| Stated exercise |
Reproduce the part of the forum thread on plowing snow with utility vehicles that runs from "so next time" up to and including "one of them.".

| Document section |

Very nice work, I am thoroughly impressed. 

I'll get back to you on the elk hunting.


----------



## CLRSNOW (Mar 5, 2008)

I'll Bet it plows nice with the Blizzard on it .What model of Kubota do you have? What is the top speed on yours? I had looked at the Kabota before buying the RZR but the top speed was only 25 mph. Our route is runs approx 10 miles in length 1 end to the other.
The RZR will speed up to 45 mph very quickly so we don't load or unload, just keep on plowing.Travel time is only 2-4 minutes between lots. If interested I could supply you with the alternator I used along with the brackets, pulley, belt and wiring schematics.


----------



## hondarecon4435 (Mar 13, 2008)

Mark Oomkes;749999 said:


> You ever looked at the Polaris book from a dealer?
> 
> They show the RZR with a couple different options for plows. So must be they're planning on people using them for work.
> 
> ...


first of for all you know i could be 30 however you did get it right i am 16. however i have ridden and researched off road vehicles since i was 5 every time a new vehicle comes out i try to learn everything about them i can and i have personal experience driving most models.the razr is advertized as the sport model or their utv lineup and thats just what it is. it will have no problem doing some work but when you go and slap a truck plow on it you are asking for trouble. i am sure it will work fine for you but it would work much better if your had bought a model that is built for the sole purpose of utility work. also the kubota rtv is a pure utility vehicle it was built from the ground up specifically for work and will do almost anything you can throw at it so it is not even a close comparison to the rzr.

so next time you call someone young make sure you know who you are talking to i garentee i know way more about atv's and utv's than you do and there are many things im sure you know more about than me but offroad vehicles is not one of them.


----------



## Mark Oomkes (Dec 10, 2000)

CLRSNOW;750049 said:


> I'll Bet it plows nice with the Blizzard on it .What model of Kubota do you have? What is the top speed on yours? I had looked at the Kabota before buying the RZR but the top speed was only 25 mph. Our route is runs approx 10 miles in length 1 end to the other.
> The RZR will speed up to 45 mph very quickly so we don't load or unload, just keep on plowing.Travel time is only 2-4 minutes between lots. If interested I could supply you with the alternator I used along with the brackets, pulley, belt and wiring schematics.


Thanks, once I figure out what how I am going to set it up, I will be in touch. There is a company in Canada that makes a V for the RTV that I am looking at as well.

| Dataset rows |

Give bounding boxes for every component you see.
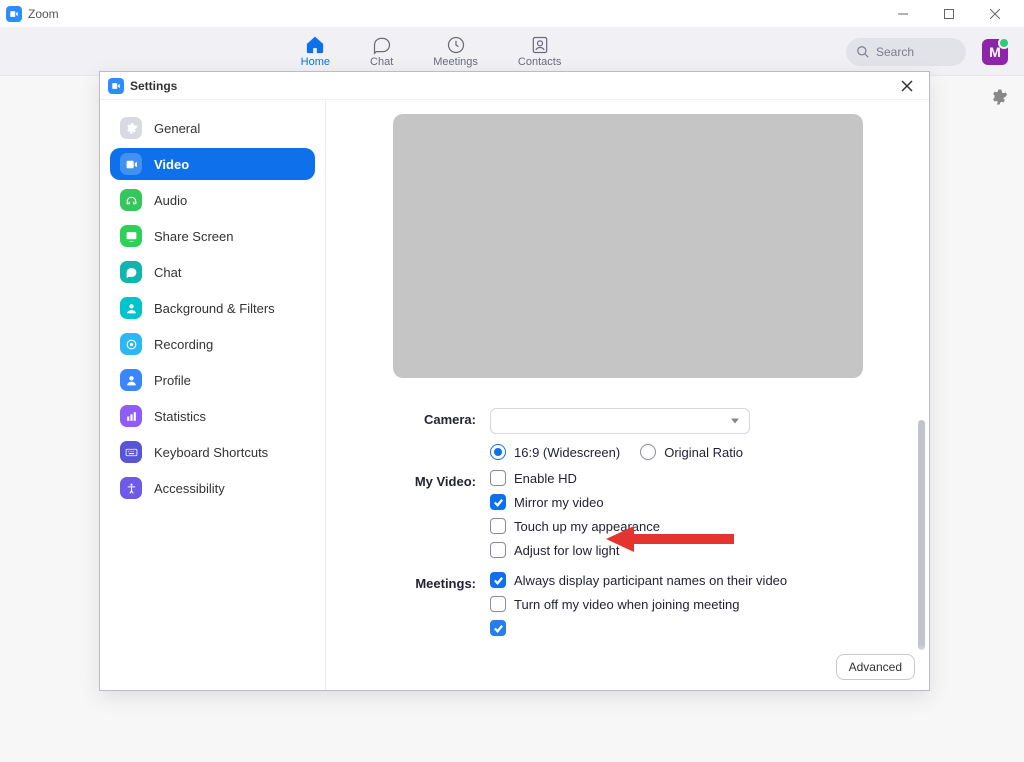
sidebar-item-background-filters[interactable]: Background & Filters <box>110 292 315 324</box>
partial-hidden-checkbox[interactable] <box>490 620 897 636</box>
settings-pane: Camera: 16:9 (Widescreen) Original Ratio <box>326 100 929 690</box>
nav-contacts-tab[interactable]: Contacts <box>518 35 561 68</box>
camera-select[interactable] <box>490 408 750 434</box>
sidebar-item-label: General <box>154 121 200 136</box>
sidebar-item-share-screen[interactable]: Share Screen <box>110 220 315 252</box>
sidebar-item-accessibility[interactable]: Accessibility <box>110 472 315 504</box>
chat-icon <box>372 35 392 55</box>
sidebar-item-label: Recording <box>154 337 213 352</box>
touch-up-checkbox[interactable]: Touch up my appearance <box>490 518 897 534</box>
sidebar-item-label: Share Screen <box>154 229 234 244</box>
sidebar-item-label: Keyboard Shortcuts <box>154 445 268 460</box>
app-title: Zoom <box>28 7 59 21</box>
low-light-checkbox[interactable]: Adjust for low light <box>490 542 897 558</box>
accessibility-icon <box>120 477 142 499</box>
share-screen-icon <box>120 225 142 247</box>
meetings-label: Meetings: <box>388 572 476 591</box>
main-titlebar: Zoom <box>0 0 1024 28</box>
sidebar-item-chat[interactable]: Chat <box>110 256 315 288</box>
general-icon <box>120 117 142 139</box>
settings-window: Settings General Video Audio Share Screen Ch… <box>99 71 930 691</box>
enable-hd-checkbox[interactable]: Enable HD <box>490 470 897 486</box>
settings-gear-button[interactable] <box>990 88 1008 109</box>
clock-icon <box>446 35 466 55</box>
sidebar-item-label: Audio <box>154 193 187 208</box>
home-icon <box>305 35 325 55</box>
recording-icon <box>120 333 142 355</box>
video-icon <box>120 153 142 175</box>
main-nav-bar: Home Chat Meetings Contacts Search M <box>0 28 1024 76</box>
settings-titlebar: Settings <box>100 72 929 100</box>
sidebar-item-general[interactable]: General <box>110 112 315 144</box>
sidebar-item-label: Accessibility <box>154 481 225 496</box>
window-maximize-button[interactable] <box>926 0 972 27</box>
chat-icon <box>120 261 142 283</box>
sidebar-item-audio[interactable]: Audio <box>110 184 315 216</box>
zoom-app-icon <box>6 6 22 22</box>
nav-home-tab[interactable]: Home <box>301 35 330 68</box>
ratio-169-radio[interactable]: 16:9 (Widescreen) <box>490 444 620 460</box>
sidebar-item-label: Statistics <box>154 409 206 424</box>
sidebar-item-recording[interactable]: Recording <box>110 328 315 360</box>
profile-icon <box>120 369 142 391</box>
nav-meetings-tab[interactable]: Meetings <box>433 35 478 68</box>
sidebar-item-label: Chat <box>154 265 181 280</box>
my-video-label: My Video: <box>388 470 476 489</box>
sidebar-item-label: Background & Filters <box>154 301 275 316</box>
window-minimize-button[interactable] <box>880 0 926 27</box>
zoom-app-icon <box>108 78 124 94</box>
camera-label: Camera: <box>388 408 476 427</box>
sidebar-item-label: Video <box>154 157 189 172</box>
sidebar-item-label: Profile <box>154 373 191 388</box>
video-preview <box>393 114 863 378</box>
always-names-checkbox[interactable]: Always display participant names on thei… <box>490 572 897 588</box>
ratio-original-radio[interactable]: Original Ratio <box>640 444 743 460</box>
background-filters-icon <box>120 297 142 319</box>
avatar[interactable]: M <box>982 39 1008 65</box>
mirror-video-checkbox[interactable]: Mirror my video <box>490 494 897 510</box>
settings-title: Settings <box>130 79 177 93</box>
scrollbar-thumb[interactable] <box>918 420 925 650</box>
turn-off-video-checkbox[interactable]: Turn off my video when joining meeting <box>490 596 897 612</box>
audio-icon <box>120 189 142 211</box>
statistics-icon <box>120 405 142 427</box>
contacts-icon <box>530 35 550 55</box>
sidebar-item-video[interactable]: Video <box>110 148 315 180</box>
search-input[interactable]: Search <box>846 38 966 66</box>
settings-close-button[interactable] <box>893 72 921 99</box>
search-icon <box>856 45 870 59</box>
nav-chat-tab[interactable]: Chat <box>370 35 393 68</box>
window-close-button[interactable] <box>972 0 1018 27</box>
settings-sidebar: General Video Audio Share Screen Chat Backgro… <box>100 100 326 690</box>
sidebar-item-statistics[interactable]: Statistics <box>110 400 315 432</box>
keyboard-shortcuts-icon <box>120 441 142 463</box>
advanced-button[interactable]: Advanced <box>836 654 915 680</box>
sidebar-item-keyboard-shortcuts[interactable]: Keyboard Shortcuts <box>110 436 315 468</box>
sidebar-item-profile[interactable]: Profile <box>110 364 315 396</box>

| Result of the exercise |
so next time you call someone young make sure you know who you are talking to i garentee i know way more about atv's and utv's than you do and there are many things im sure you know more about than me but offroad vehicles is not one of them.